Chart and figure data
-- begin --
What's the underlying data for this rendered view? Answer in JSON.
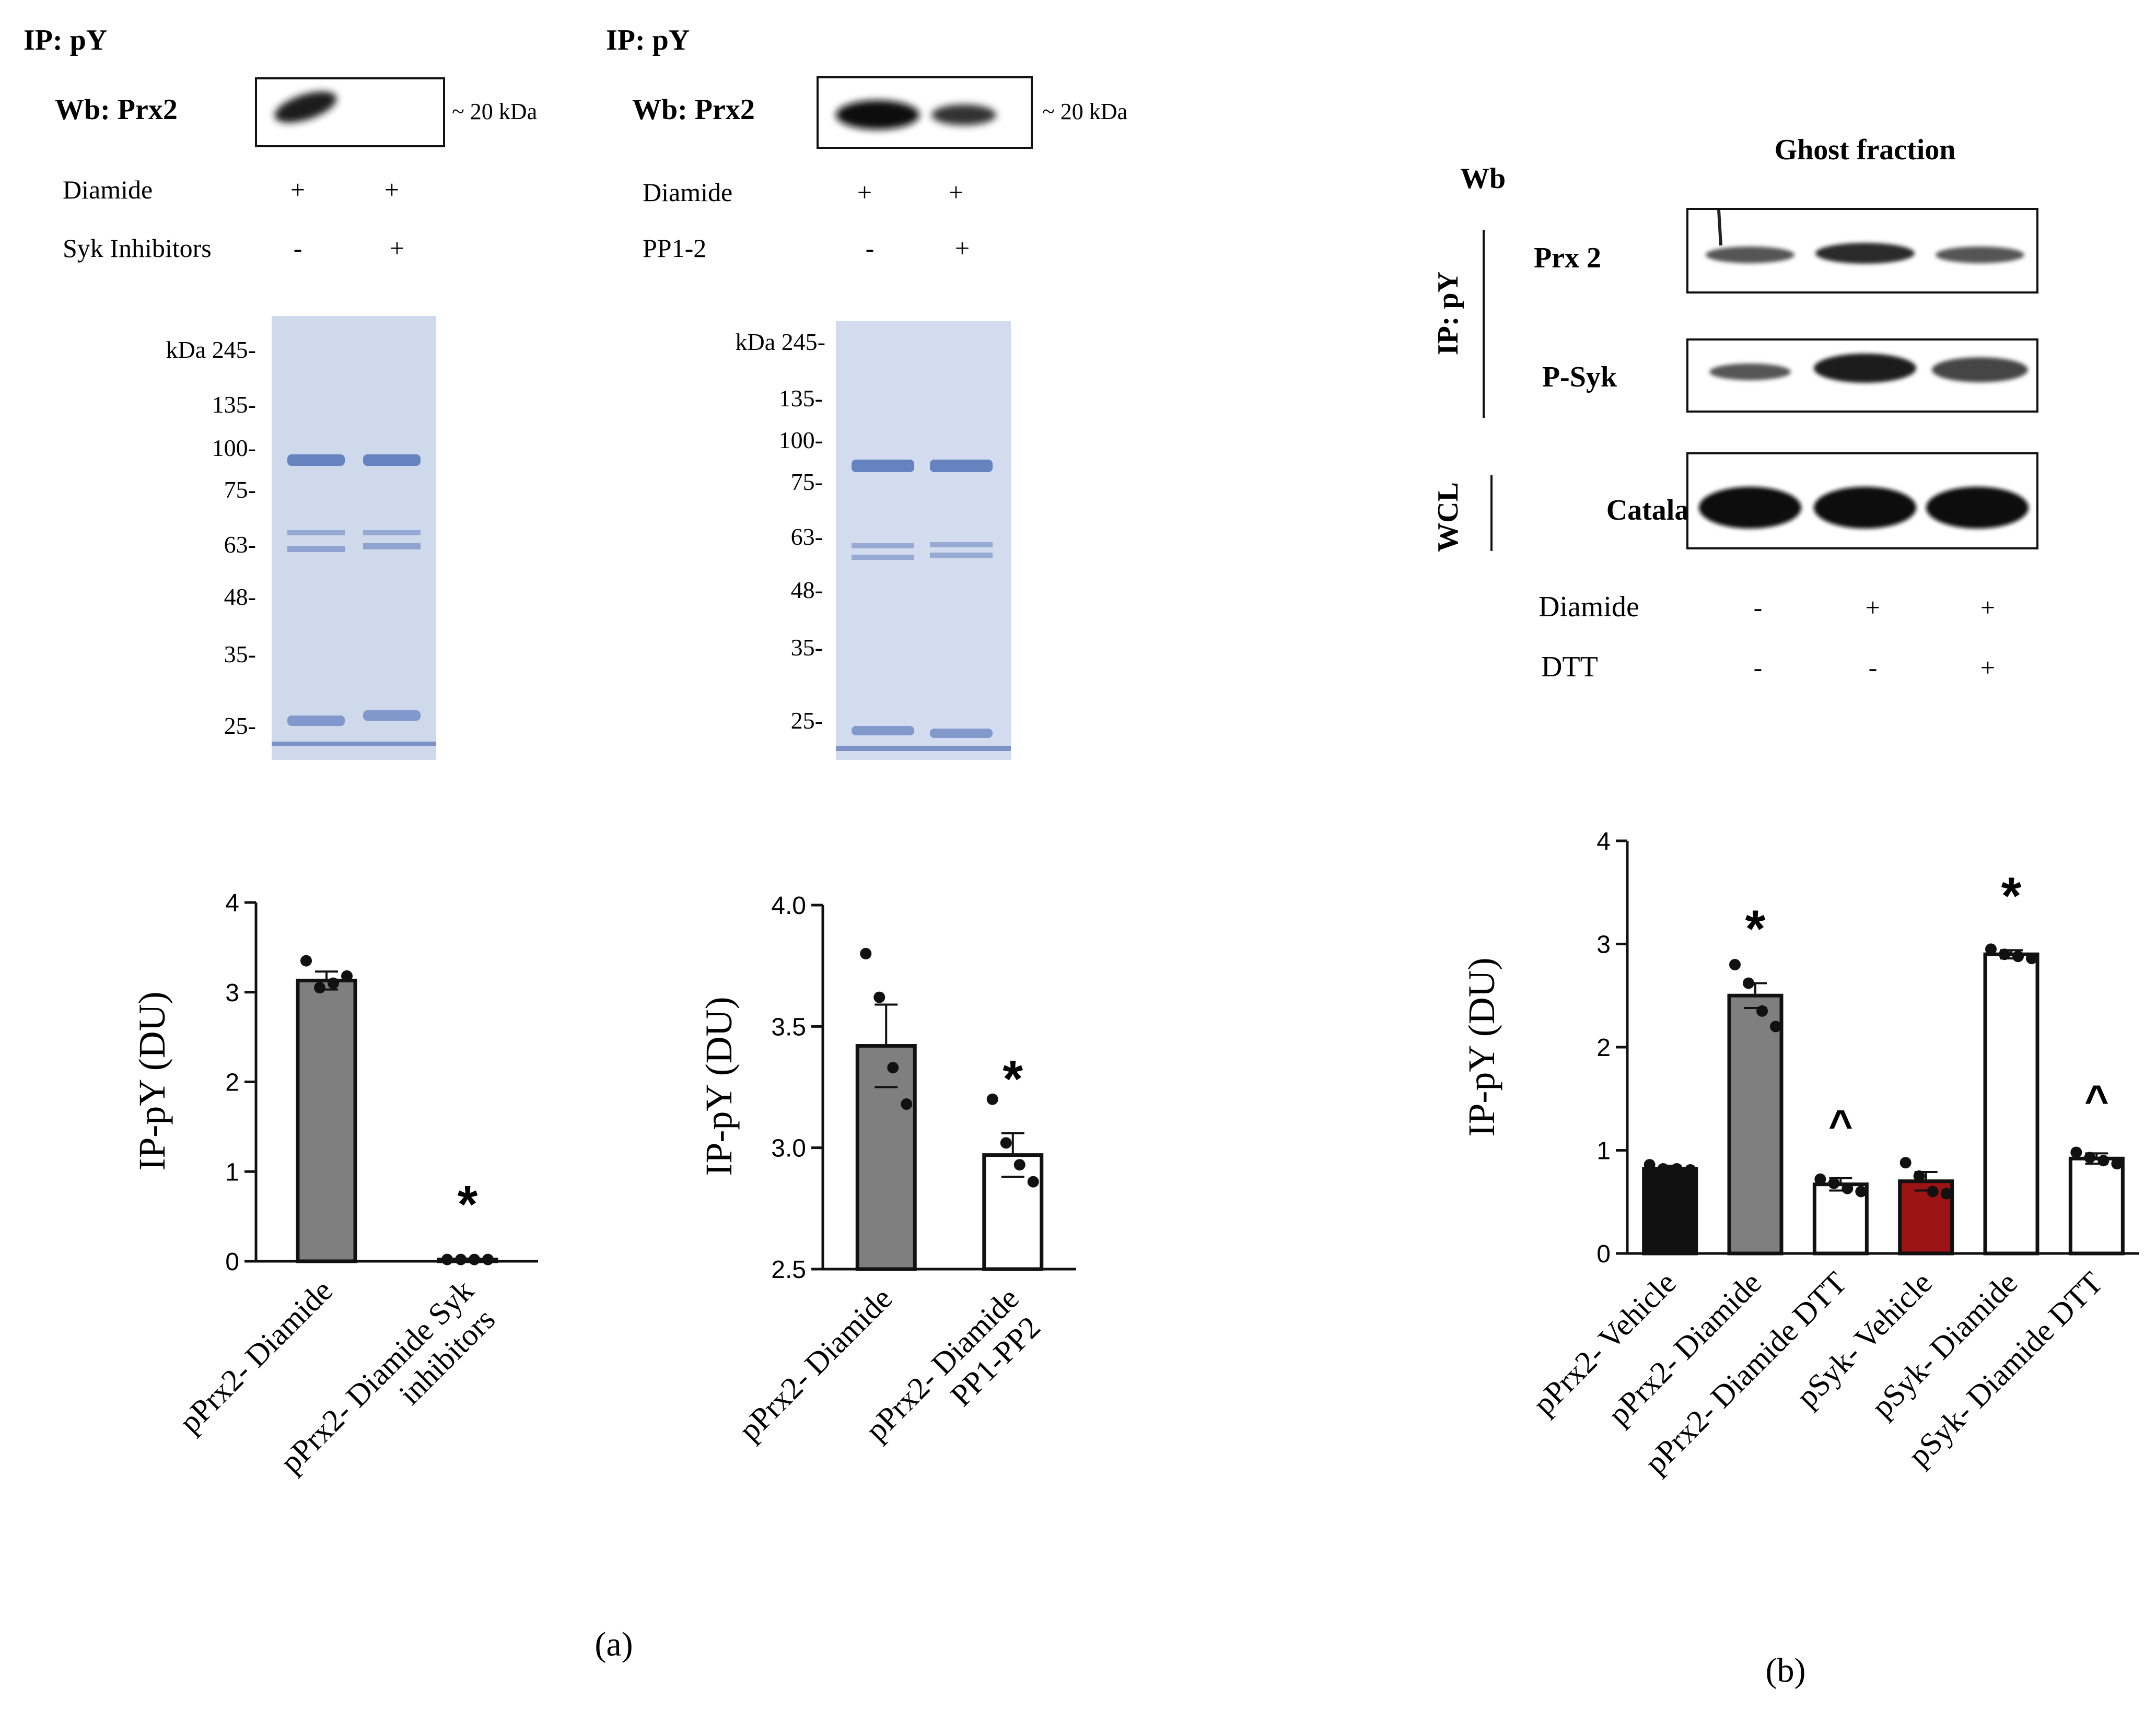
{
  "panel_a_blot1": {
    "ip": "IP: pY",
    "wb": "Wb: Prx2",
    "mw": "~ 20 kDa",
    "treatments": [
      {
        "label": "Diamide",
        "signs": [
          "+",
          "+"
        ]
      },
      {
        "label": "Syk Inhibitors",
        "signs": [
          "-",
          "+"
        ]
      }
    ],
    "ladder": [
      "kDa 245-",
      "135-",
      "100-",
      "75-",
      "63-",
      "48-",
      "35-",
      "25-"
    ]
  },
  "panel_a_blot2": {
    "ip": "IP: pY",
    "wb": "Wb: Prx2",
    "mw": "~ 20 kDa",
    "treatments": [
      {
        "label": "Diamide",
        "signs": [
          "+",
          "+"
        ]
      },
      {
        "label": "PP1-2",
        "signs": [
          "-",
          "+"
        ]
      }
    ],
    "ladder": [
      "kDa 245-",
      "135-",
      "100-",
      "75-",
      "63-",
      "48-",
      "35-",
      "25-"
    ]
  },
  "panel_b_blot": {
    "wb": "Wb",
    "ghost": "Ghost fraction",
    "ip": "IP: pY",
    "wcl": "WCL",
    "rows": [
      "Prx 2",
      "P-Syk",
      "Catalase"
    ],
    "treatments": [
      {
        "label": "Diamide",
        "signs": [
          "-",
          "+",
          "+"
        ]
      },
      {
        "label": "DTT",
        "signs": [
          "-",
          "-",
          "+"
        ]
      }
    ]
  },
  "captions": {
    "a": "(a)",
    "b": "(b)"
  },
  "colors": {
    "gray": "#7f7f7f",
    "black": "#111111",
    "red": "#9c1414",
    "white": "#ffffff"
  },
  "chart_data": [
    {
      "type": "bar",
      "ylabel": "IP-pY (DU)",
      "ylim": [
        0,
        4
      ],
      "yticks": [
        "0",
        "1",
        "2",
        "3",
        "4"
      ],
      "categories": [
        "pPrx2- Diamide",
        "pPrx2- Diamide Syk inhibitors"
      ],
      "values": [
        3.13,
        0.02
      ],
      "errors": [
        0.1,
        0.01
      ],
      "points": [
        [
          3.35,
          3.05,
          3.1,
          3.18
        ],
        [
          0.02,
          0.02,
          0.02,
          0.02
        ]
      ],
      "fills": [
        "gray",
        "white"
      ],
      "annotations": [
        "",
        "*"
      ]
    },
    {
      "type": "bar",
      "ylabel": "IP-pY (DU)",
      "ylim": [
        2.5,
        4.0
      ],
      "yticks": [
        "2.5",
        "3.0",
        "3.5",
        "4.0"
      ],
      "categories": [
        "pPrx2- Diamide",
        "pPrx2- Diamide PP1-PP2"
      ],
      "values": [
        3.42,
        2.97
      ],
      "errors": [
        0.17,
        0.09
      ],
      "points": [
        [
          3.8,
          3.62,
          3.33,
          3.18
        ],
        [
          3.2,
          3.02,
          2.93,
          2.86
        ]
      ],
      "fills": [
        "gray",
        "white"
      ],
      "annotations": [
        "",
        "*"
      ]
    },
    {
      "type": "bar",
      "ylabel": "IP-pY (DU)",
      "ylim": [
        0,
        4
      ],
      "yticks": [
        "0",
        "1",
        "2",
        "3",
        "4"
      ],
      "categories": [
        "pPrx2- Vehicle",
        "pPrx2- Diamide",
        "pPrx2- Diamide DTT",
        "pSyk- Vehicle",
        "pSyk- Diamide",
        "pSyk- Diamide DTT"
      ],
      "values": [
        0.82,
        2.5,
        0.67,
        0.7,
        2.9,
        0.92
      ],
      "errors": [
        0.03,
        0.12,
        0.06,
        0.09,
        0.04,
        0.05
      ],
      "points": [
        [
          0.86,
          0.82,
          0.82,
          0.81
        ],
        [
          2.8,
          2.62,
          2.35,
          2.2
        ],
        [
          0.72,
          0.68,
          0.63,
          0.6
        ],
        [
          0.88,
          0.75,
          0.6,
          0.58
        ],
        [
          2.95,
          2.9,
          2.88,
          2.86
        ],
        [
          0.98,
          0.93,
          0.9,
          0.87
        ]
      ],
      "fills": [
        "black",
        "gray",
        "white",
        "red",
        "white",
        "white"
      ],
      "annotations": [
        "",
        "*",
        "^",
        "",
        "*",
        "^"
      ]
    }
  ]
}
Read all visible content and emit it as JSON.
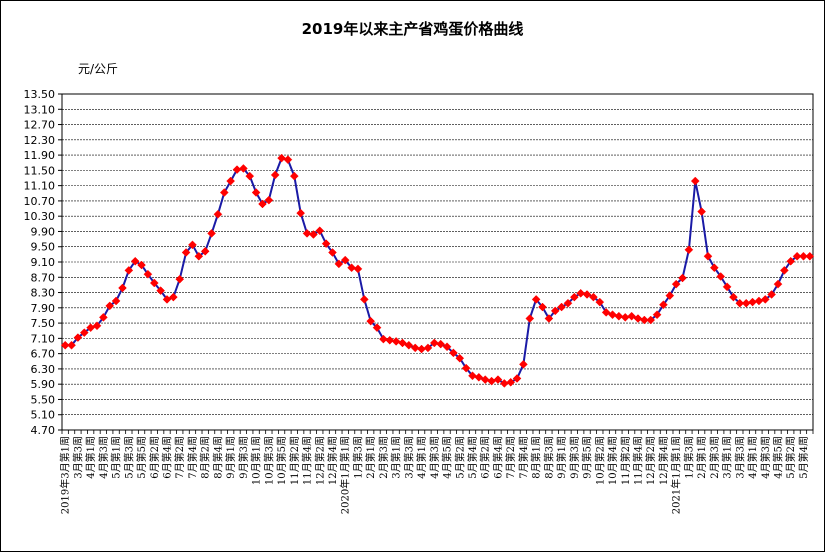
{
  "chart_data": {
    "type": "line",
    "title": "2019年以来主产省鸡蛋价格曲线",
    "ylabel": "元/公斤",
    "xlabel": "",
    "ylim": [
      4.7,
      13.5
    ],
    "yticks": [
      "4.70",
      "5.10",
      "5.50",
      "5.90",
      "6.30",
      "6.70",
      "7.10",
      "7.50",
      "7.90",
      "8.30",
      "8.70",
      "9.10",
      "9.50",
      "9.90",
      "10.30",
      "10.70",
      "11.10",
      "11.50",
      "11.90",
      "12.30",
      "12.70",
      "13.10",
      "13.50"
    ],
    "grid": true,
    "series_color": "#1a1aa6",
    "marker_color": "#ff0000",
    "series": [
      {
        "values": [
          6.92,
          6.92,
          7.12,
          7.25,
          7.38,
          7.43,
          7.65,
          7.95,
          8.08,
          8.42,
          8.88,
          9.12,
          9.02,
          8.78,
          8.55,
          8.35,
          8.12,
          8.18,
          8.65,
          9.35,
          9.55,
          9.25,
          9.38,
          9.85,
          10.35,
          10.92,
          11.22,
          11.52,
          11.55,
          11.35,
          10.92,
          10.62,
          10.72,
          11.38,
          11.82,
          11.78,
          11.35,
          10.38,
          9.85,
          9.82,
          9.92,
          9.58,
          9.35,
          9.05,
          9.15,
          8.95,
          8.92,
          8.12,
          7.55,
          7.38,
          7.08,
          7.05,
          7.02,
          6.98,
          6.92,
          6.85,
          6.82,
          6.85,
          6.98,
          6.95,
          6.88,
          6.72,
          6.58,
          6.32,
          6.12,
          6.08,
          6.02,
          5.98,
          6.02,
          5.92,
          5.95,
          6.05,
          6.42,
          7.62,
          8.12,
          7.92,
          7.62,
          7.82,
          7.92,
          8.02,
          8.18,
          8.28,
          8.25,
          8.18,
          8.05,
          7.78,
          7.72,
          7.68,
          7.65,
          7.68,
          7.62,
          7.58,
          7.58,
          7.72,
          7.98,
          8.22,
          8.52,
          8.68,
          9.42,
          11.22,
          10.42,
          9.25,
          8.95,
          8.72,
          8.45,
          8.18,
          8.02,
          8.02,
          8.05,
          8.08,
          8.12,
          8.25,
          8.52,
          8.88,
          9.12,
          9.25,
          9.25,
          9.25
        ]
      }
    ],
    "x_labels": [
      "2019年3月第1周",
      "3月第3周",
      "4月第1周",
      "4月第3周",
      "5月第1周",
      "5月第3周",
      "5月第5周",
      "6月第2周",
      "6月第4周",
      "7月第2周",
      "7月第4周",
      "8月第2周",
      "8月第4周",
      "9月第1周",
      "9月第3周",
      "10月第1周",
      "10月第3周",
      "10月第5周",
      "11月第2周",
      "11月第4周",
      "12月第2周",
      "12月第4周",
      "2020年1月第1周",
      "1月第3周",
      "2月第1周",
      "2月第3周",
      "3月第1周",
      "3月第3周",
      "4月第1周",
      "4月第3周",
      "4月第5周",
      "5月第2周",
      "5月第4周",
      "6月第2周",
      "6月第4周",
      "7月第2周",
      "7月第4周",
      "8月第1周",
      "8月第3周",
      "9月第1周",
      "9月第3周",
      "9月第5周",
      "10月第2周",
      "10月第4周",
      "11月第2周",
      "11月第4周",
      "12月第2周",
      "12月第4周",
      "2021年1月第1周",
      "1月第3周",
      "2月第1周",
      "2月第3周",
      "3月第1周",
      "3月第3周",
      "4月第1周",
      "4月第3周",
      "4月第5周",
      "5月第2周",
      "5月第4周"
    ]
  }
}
-- end --
### Given problem
Only lines with the word "pSyk" are wanted, so copy each one from the records.

### Written answer
        "pSyk- Vehicle",
        "pSyk- Diamide",
        "pSyk- Diamide DTT"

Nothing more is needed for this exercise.